Records from a dataset:
--- --- ---

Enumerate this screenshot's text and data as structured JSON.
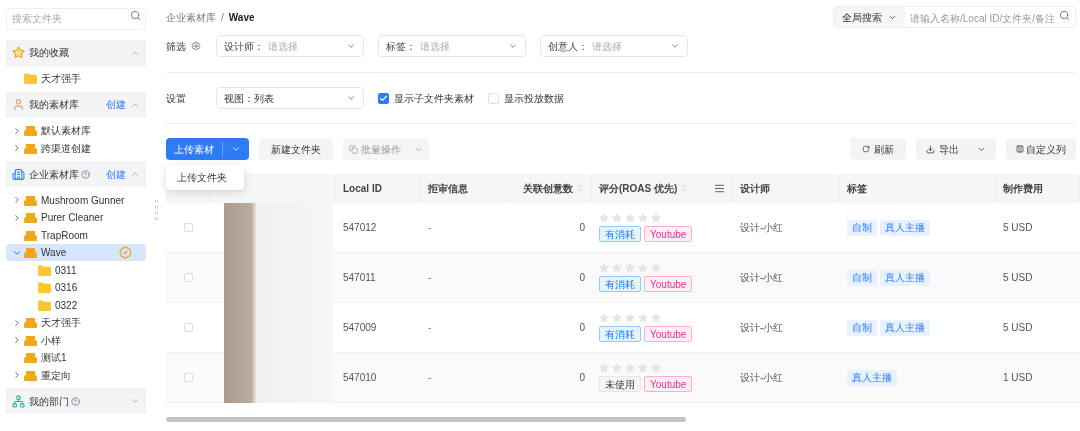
{
  "sidebar": {
    "search": {
      "placeholder": "搜索文件夹"
    },
    "sections": [
      {
        "kind": "favorites",
        "title": "我的收藏",
        "help": false,
        "expanded": true,
        "items": [
          {
            "label": "天才强手",
            "kind": "folder",
            "selected": false,
            "badge": false,
            "has_children": false
          }
        ]
      },
      {
        "kind": "personal",
        "title": "我的素材库",
        "help": false,
        "create": "创建",
        "expanded": true,
        "items": [
          {
            "label": "默认素材库",
            "kind": "library",
            "expanded": false,
            "selected": false,
            "badge": false,
            "has_children": true
          },
          {
            "label": "跨渠道创建",
            "kind": "library",
            "expanded": false,
            "selected": false,
            "badge": false,
            "has_children": true
          }
        ]
      },
      {
        "kind": "enterprise",
        "title": "企业素材库",
        "help": true,
        "create": "创建",
        "expanded": true,
        "items": [
          {
            "label": "Mushroom Gunner",
            "kind": "library",
            "expanded": false,
            "selected": false,
            "badge": false,
            "has_children": true
          },
          {
            "label": "Purer Cleaner",
            "kind": "library",
            "expanded": false,
            "selected": false,
            "badge": false,
            "has_children": true
          },
          {
            "label": "TrapRoom",
            "kind": "library",
            "selected": false,
            "badge": false,
            "has_children": false
          },
          {
            "label": "Wave",
            "kind": "library",
            "expanded": true,
            "selected": true,
            "badge": true,
            "has_children": true,
            "children": [
              {
                "label": "0311",
                "kind": "folder",
                "selected": false,
                "badge": false,
                "has_children": false
              },
              {
                "label": "0316",
                "kind": "folder",
                "selected": false,
                "badge": false,
                "has_children": false
              },
              {
                "label": "0322",
                "kind": "folder",
                "selected": false,
                "badge": false,
                "has_children": false
              }
            ]
          },
          {
            "label": "天才强手",
            "kind": "library",
            "expanded": false,
            "selected": false,
            "badge": false,
            "has_children": true
          },
          {
            "label": "小样",
            "kind": "library",
            "expanded": false,
            "selected": false,
            "badge": false,
            "has_children": true
          },
          {
            "label": "测试1",
            "kind": "library",
            "selected": false,
            "badge": false,
            "has_children": false
          },
          {
            "label": "重定向",
            "kind": "library",
            "expanded": false,
            "selected": false,
            "badge": false,
            "has_children": true
          }
        ]
      },
      {
        "kind": "department",
        "title": "我的部门",
        "help": true,
        "expanded": false
      }
    ]
  },
  "breadcrumb": {
    "items": [
      "企业素材库",
      "Wave"
    ],
    "separator": "/"
  },
  "global_search": {
    "scope": "全局搜索",
    "placeholder": "请输入名称/Local ID/文件夹/备注"
  },
  "filters": {
    "label": "筛选",
    "selects": [
      {
        "label": "设计师：",
        "placeholder": "请选择"
      },
      {
        "label": "标签：",
        "placeholder": "请选择"
      },
      {
        "label": "创意人：",
        "placeholder": "请选择"
      }
    ]
  },
  "settings": {
    "label": "设置",
    "view": "视图：列表",
    "checkboxes": [
      {
        "label": "显示子文件夹素材",
        "checked": true
      },
      {
        "label": "显示投放数据",
        "checked": false
      }
    ]
  },
  "toolbar": {
    "upload": "上传素材",
    "upload_menu": [
      "上传文件夹"
    ],
    "new_folder": "新建文件夹",
    "batch": "批量操作",
    "refresh": "刷新",
    "export": "导出",
    "columns": "自定义列"
  },
  "table": {
    "columns": [
      "Local ID",
      "拒审信息",
      "关联创意数",
      "评分(ROAS 优先)",
      "设计师",
      "标签",
      "制作费用"
    ],
    "rows": [
      {
        "checked": false,
        "local_id": "547012",
        "reject": "-",
        "linked": "0",
        "stars": 0,
        "status": {
          "text": "有消耗",
          "kind": "consumed"
        },
        "channel": "Youtube",
        "designer": "设计-小红",
        "tags": [
          "自制",
          "真人主播"
        ],
        "cost": "5 USD"
      },
      {
        "checked": false,
        "local_id": "547011",
        "reject": "-",
        "linked": "0",
        "stars": 0,
        "status": {
          "text": "有消耗",
          "kind": "consumed"
        },
        "channel": "Youtube",
        "designer": "设计-小红",
        "tags": [
          "自制",
          "真人主播"
        ],
        "cost": "5 USD"
      },
      {
        "checked": false,
        "local_id": "547009",
        "reject": "-",
        "linked": "0",
        "stars": 0,
        "status": {
          "text": "有消耗",
          "kind": "consumed"
        },
        "channel": "Youtube",
        "designer": "设计-小红",
        "tags": [
          "自制",
          "真人主播"
        ],
        "cost": "5 USD"
      },
      {
        "checked": false,
        "local_id": "547010",
        "reject": "-",
        "linked": "0",
        "stars": 0,
        "status": {
          "text": "未使用",
          "kind": "unused"
        },
        "channel": "Youtube",
        "designer": "设计-小红",
        "tags": [
          "真人主播"
        ],
        "cost": "1 USD"
      }
    ]
  }
}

--- --- ---

WORK INSTRUCTIONS:
Repeat the material exactly as it reads, without any of its pictures.

WRITTEN RESPONSE:
Enumerate this screenshot's text and data as structured JSON.
{
  "sidebar": {
    "search": {
      "placeholder": "搜索文件夹"
    },
    "sections": [
      {
        "kind": "favorites",
        "title": "我的收藏",
        "help": false,
        "expanded": true,
        "items": [
          {
            "label": "天才强手",
            "kind": "folder",
            "selected": false,
            "badge": false,
            "has_children": false
          }
        ]
      },
      {
        "kind": "personal",
        "title": "我的素材库",
        "help": false,
        "create": "创建",
        "expanded": true,
        "items": [
          {
            "label": "默认素材库",
            "kind": "library",
            "expanded": false,
            "selected": false,
            "badge": false,
            "has_children": true
          },
          {
            "label": "跨渠道创建",
            "kind": "library",
            "expanded": false,
            "selected": false,
            "badge": false,
            "has_children": true
          }
        ]
      },
      {
        "kind": "enterprise",
        "title": "企业素材库",
        "help": true,
        "create": "创建",
        "expanded": true,
        "items": [
          {
            "label": "Mushroom Gunner",
            "kind": "library",
            "expanded": false,
            "selected": false,
            "badge": false,
            "has_children": true
          },
          {
            "label": "Purer Cleaner",
            "kind": "library",
            "expanded": false,
            "selected": false,
            "badge": false,
            "has_children": true
          },
          {
            "label": "TrapRoom",
            "kind": "library",
            "selected": false,
            "badge": false,
            "has_children": false
          },
          {
            "label": "Wave",
            "kind": "library",
            "expanded": true,
            "selected": true,
            "badge": true,
            "has_children": true,
            "children": [
              {
                "label": "0311",
                "kind": "folder",
                "selected": false,
                "badge": false,
                "has_children": false
              },
              {
                "label": "0316",
                "kind": "folder",
                "selected": false,
                "badge": false,
                "has_children": false
              },
              {
                "label": "0322",
                "kind": "folder",
                "selected": false,
                "badge": false,
                "has_children": false
              }
            ]
          },
          {
            "label": "天才强手",
            "kind": "library",
            "expanded": false,
            "selected": false,
            "badge": false,
            "has_children": true
          },
          {
            "label": "小样",
            "kind": "library",
            "expanded": false,
            "selected": false,
            "badge": false,
            "has_children": true
          },
          {
            "label": "测试1",
            "kind": "library",
            "selected": false,
            "badge": false,
            "has_children": false
          },
          {
            "label": "重定向",
            "kind": "library",
            "expanded": false,
            "selected": false,
            "badge": false,
            "has_children": true
          }
        ]
      },
      {
        "kind": "department",
        "title": "我的部门",
        "help": true,
        "expanded": false
      }
    ]
  },
  "breadcrumb": {
    "items": [
      "企业素材库",
      "Wave"
    ],
    "separator": "/"
  },
  "global_search": {
    "scope": "全局搜索",
    "placeholder": "请输入名称/Local ID/文件夹/备注"
  },
  "filters": {
    "label": "筛选",
    "selects": [
      {
        "label": "设计师：",
        "placeholder": "请选择"
      },
      {
        "label": "标签：",
        "placeholder": "请选择"
      },
      {
        "label": "创意人：",
        "placeholder": "请选择"
      }
    ]
  },
  "settings": {
    "label": "设置",
    "view": "视图：列表",
    "checkboxes": [
      {
        "label": "显示子文件夹素材",
        "checked": true
      },
      {
        "label": "显示投放数据",
        "checked": false
      }
    ]
  },
  "toolbar": {
    "upload": "上传素材",
    "upload_menu": [
      "上传文件夹"
    ],
    "new_folder": "新建文件夹",
    "batch": "批量操作",
    "refresh": "刷新",
    "export": "导出",
    "columns": "自定义列"
  },
  "table": {
    "columns": [
      "Local ID",
      "拒审信息",
      "关联创意数",
      "评分(ROAS 优先)",
      "设计师",
      "标签",
      "制作费用"
    ],
    "rows": [
      {
        "checked": false,
        "local_id": "547012",
        "reject": "-",
        "linked": "0",
        "stars": 0,
        "status": {
          "text": "有消耗",
          "kind": "consumed"
        },
        "channel": "Youtube",
        "designer": "设计-小红",
        "tags": [
          "自制",
          "真人主播"
        ],
        "cost": "5 USD"
      },
      {
        "checked": false,
        "local_id": "547011",
        "reject": "-",
        "linked": "0",
        "stars": 0,
        "status": {
          "text": "有消耗",
          "kind": "consumed"
        },
        "channel": "Youtube",
        "designer": "设计-小红",
        "tags": [
          "自制",
          "真人主播"
        ],
        "cost": "5 USD"
      },
      {
        "checked": false,
        "local_id": "547009",
        "reject": "-",
        "linked": "0",
        "stars": 0,
        "status": {
          "text": "有消耗",
          "kind": "consumed"
        },
        "channel": "Youtube",
        "designer": "设计-小红",
        "tags": [
          "自制",
          "真人主播"
        ],
        "cost": "5 USD"
      },
      {
        "checked": false,
        "local_id": "547010",
        "reject": "-",
        "linked": "0",
        "stars": 0,
        "status": {
          "text": "未使用",
          "kind": "unused"
        },
        "channel": "Youtube",
        "designer": "设计-小红",
        "tags": [
          "真人主播"
        ],
        "cost": "1 USD"
      }
    ]
  }
}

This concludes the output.